▶ **Supplied text**
An accurate definition of an accountant is: a practitioner of accounting, which is the measurement, disclosure or provision of assurance about financial information that helps managers, investors, tax authorities, and others make decisions about allocating resources.
Now to many of us members of the “bloody knuckle society” that just sounds like a nonsensical concoction of verbal mumbo jumbo that we have no interest of hearing. Besides, nowhere in the definition is the term hot rodder found, but Carey Deckard, owner of this seemingly stealthy ’70 Chevelle, is far from your average corporate “bean counter.” With that said, he can’t help that the CPA in him takes over and looks at his small stable of muscle (’67 Camaro, ’67 GTO, ’36 five-window coupe, and ’72 LS-powered Chevelle) as potential “returns on investments.”
“I just sold an all-original, 70,000-mile ’65 Chevelle 300 post car because I had a big-block Chevy and nitrous system sitting in the corner of my garage, and I hated the thought of putting that stuff on such a nice survivor,” Carey admits. “I had to let it go to protect me from myself.”
Two weeks later Carey got a call from a friend (now a good friend) about a garage-kept ’70 Chevelle with 44,000 miles on it. It’s one of those unbelievable stories you hear about that happens to a random lucky guy who’s in just the right place at just the right time. It’s a familiar tale … some little old lady owns a classic car, she quit driving it 10 years ago, no longer has use for it, and sells it for very low money. “To top it off, the price on the already-too-good-to-be-true survivor was dropped $500 because the service station couldn’t get it to fire up,” Carey says. “The car was more original and in much better condition than I had expected. It came with the dealer key chain on the original keys, dealer plastic trash bag hanging on the lighter, original tissue dispenser under the dash, and it even included a yardstick that had the dealer’s name on it resting on the package tray. It just doesn’t get much better. It was at that point I begin looking over my shoulder expecting to see a television camera crew followed by Ashton Kutcher showing up to inform me that I’d just been ‘punked.’ ”

▶ **Directive 1**
In the Chevelle article, how many miles were on the garage-kept '70 Chevelle that Carey's friend told him about?
▶ **Directive 2**
Carry on the Chevelle article from its last sentence.
The material that comes after this article is not needed.

▶ **Data extract**
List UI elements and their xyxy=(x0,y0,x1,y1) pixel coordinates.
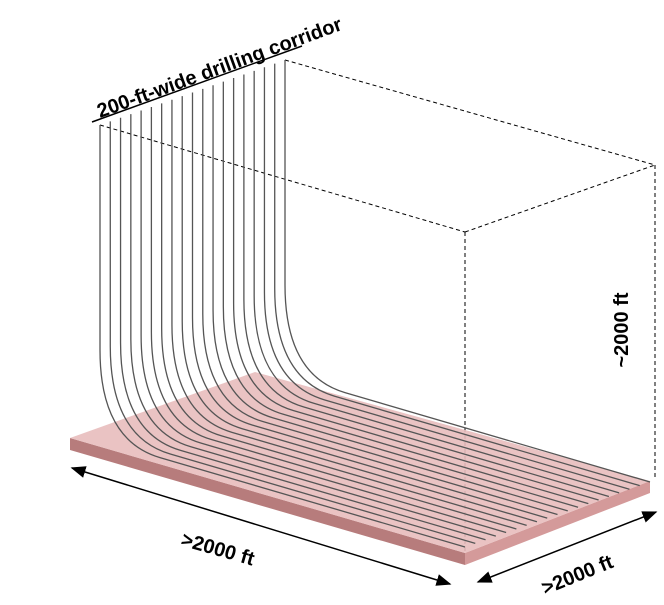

▶ **Written answer 1**
It had 44,000 miles on it.

▶ **Written answer 2**
But the ol’ gal wasn’t as far gone as he thought. Carey charged up the battery, primed the carburetor, and got it to fire. A little overhaul on the carb and leaky gaskets were followed up with new belts, brakes, headers, exhaust, and posi unit with 3.73s, and he was off smoking the tires for the next 10 years. “I think I had more burnout miles than regular driving during that time!” Carey exclaims. “I’ve had other restored and supercharged cars in my garage, but this one was the most fun to drive. Maybe it was the accountant in me constantly thinking about the return on my investment as the smoke rolled out of the wheelwells.”
After about 10 years of mayhem and dozens of shredded rear tires, thoughts of air conditioning and an overdrive transmission were now on Carey’s mind. “My best friend and business partner, Ryan Sullivan, bought me a low-mile LS1 and 4L60E for my birthday to put in the Chevelle,” Carey says. “With the LS ready to go in, I was talking to Cary Pangrac at ProCharger about the Chevelle, and he proposed using the Chevelle for R&D on an A-body LSX ProCharger transplant kit. At that point my small project went completely out of control.”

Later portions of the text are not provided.